* PROMPT:
State the number of lines in the material below that have "OXFORD" in them, without any other text.

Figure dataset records
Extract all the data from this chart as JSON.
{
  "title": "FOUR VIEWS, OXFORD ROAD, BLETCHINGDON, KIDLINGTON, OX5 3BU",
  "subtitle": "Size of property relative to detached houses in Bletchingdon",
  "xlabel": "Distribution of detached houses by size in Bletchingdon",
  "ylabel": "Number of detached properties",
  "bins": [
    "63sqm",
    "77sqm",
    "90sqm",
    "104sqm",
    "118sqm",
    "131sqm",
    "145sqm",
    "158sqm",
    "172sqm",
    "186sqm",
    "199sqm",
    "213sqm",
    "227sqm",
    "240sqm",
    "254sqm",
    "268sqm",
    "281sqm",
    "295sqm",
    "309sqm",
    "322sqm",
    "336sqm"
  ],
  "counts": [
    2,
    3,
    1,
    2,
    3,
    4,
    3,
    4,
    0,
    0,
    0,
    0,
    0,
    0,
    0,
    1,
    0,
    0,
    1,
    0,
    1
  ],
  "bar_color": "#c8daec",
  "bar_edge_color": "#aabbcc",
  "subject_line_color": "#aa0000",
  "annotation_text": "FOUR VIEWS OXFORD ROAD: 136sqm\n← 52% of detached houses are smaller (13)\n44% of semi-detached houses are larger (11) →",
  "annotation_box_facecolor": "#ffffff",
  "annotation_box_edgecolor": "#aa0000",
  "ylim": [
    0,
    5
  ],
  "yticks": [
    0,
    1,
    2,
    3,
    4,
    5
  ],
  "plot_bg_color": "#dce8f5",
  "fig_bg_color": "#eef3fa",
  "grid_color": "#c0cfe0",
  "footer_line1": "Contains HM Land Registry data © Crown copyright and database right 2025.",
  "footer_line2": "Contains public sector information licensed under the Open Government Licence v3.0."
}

* RESULT OF THE EXERCISE:
2